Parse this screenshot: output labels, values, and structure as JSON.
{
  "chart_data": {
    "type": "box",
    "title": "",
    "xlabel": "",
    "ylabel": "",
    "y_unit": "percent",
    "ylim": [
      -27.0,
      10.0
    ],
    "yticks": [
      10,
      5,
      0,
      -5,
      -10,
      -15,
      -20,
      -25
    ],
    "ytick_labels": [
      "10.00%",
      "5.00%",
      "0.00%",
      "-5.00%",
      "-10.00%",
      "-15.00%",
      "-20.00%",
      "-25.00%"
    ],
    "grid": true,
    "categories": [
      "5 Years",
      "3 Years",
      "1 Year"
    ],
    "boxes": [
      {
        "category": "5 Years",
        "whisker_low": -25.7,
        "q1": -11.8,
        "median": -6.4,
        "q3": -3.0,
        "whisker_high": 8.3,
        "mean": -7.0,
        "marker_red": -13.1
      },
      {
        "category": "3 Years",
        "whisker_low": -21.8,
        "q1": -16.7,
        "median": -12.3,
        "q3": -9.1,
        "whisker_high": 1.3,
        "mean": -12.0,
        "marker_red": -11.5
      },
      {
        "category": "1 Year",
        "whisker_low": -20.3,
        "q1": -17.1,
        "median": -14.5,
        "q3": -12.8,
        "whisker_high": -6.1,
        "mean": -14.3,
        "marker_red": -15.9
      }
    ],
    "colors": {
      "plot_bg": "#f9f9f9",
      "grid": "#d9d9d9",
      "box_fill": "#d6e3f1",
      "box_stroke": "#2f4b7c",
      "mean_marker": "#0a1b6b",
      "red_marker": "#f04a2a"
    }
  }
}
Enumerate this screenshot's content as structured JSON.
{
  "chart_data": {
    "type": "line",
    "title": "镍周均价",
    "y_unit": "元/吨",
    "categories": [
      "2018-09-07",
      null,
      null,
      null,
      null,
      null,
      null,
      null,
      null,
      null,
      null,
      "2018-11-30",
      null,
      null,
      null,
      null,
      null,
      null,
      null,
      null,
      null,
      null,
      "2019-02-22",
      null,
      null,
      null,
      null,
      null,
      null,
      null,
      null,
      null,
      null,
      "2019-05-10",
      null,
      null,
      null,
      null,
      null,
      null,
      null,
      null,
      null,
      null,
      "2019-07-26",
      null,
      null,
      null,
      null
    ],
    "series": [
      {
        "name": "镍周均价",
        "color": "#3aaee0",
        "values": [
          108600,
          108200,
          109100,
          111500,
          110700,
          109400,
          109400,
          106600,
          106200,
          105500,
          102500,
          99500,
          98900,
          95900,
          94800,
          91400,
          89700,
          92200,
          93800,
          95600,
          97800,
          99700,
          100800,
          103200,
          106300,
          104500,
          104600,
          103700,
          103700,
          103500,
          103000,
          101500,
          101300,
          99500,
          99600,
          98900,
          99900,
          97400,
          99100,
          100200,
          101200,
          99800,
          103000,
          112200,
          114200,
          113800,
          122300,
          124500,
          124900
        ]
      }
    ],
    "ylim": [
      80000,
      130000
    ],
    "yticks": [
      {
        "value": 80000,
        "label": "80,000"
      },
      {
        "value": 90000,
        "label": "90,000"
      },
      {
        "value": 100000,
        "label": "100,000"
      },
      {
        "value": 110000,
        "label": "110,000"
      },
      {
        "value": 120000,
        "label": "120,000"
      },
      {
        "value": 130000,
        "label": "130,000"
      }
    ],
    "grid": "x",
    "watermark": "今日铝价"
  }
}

________________

JOB: Restate the data above word for word.

RESPONSE FOR THIS EXERCISE:
Parse this screenshot: output labels, values, and structure as JSON.
{
  "chart_data": {
    "type": "box",
    "title": "",
    "xlabel": "",
    "ylabel": "",
    "y_unit": "percent",
    "ylim": [
      -27.0,
      10.0
    ],
    "yticks": [
      10,
      5,
      0,
      -5,
      -10,
      -15,
      -20,
      -25
    ],
    "ytick_labels": [
      "10.00%",
      "5.00%",
      "0.00%",
      "-5.00%",
      "-10.00%",
      "-15.00%",
      "-20.00%",
      "-25.00%"
    ],
    "grid": true,
    "categories": [
      "5 Years",
      "3 Years",
      "1 Year"
    ],
    "boxes": [
      {
        "category": "5 Years",
        "whisker_low": -25.7,
        "q1": -11.8,
        "median": -6.4,
        "q3": -3.0,
        "whisker_high": 8.3,
        "mean": -7.0,
        "marker_red": -13.1
      },
      {
        "category": "3 Years",
        "whisker_low": -21.8,
        "q1": -16.7,
        "median": -12.3,
        "q3": -9.1,
        "whisker_high": 1.3,
        "mean": -12.0,
        "marker_red": -11.5
      },
      {
        "category": "1 Year",
        "whisker_low": -20.3,
        "q1": -17.1,
        "median": -14.5,
        "q3": -12.8,
        "whisker_high": -6.1,
        "mean": -14.3,
        "marker_red": -15.9
      }
    ],
    "colors": {
      "plot_bg": "#f9f9f9",
      "grid": "#d9d9d9",
      "box_fill": "#d6e3f1",
      "box_stroke": "#2f4b7c",
      "mean_marker": "#0a1b6b",
      "red_marker": "#f04a2a"
    }
  }
}
Enumerate this screenshot's content as structured JSON.
{
  "chart_data": {
    "type": "line",
    "title": "镍周均价",
    "y_unit": "元/吨",
    "categories": [
      "2018-09-07",
      null,
      null,
      null,
      null,
      null,
      null,
      null,
      null,
      null,
      null,
      "2018-11-30",
      null,
      null,
      null,
      null,
      null,
      null,
      null,
      null,
      null,
      null,
      "2019-02-22",
      null,
      null,
      null,
      null,
      null,
      null,
      null,
      null,
      null,
      null,
      "2019-05-10",
      null,
      null,
      null,
      null,
      null,
      null,
      null,
      null,
      null,
      null,
      "2019-07-26",
      null,
      null,
      null,
      null
    ],
    "series": [
      {
        "name": "镍周均价",
        "color": "#3aaee0",
        "values": [
          108600,
          108200,
          109100,
          111500,
          110700,
          109400,
          109400,
          106600,
          106200,
          105500,
          102500,
          99500,
          98900,
          95900,
          94800,
          91400,
          89700,
          92200,
          93800,
          95600,
          97800,
          99700,
          100800,
          103200,
          106300,
          104500,
          104600,
          103700,
          103700,
          103500,
          103000,
          101500,
          101300,
          99500,
          99600,
          98900,
          99900,
          97400,
          99100,
          100200,
          101200,
          99800,
          103000,
          112200,
          114200,
          113800,
          122300,
          124500,
          124900
        ]
      }
    ],
    "ylim": [
      80000,
      130000
    ],
    "yticks": [
      {
        "value": 80000,
        "label": "80,000"
      },
      {
        "value": 90000,
        "label": "90,000"
      },
      {
        "value": 100000,
        "label": "100,000"
      },
      {
        "value": 110000,
        "label": "110,000"
      },
      {
        "value": 120000,
        "label": "120,000"
      },
      {
        "value": 130000,
        "label": "130,000"
      }
    ],
    "grid": "x",
    "watermark": "今日铝价"
  }
}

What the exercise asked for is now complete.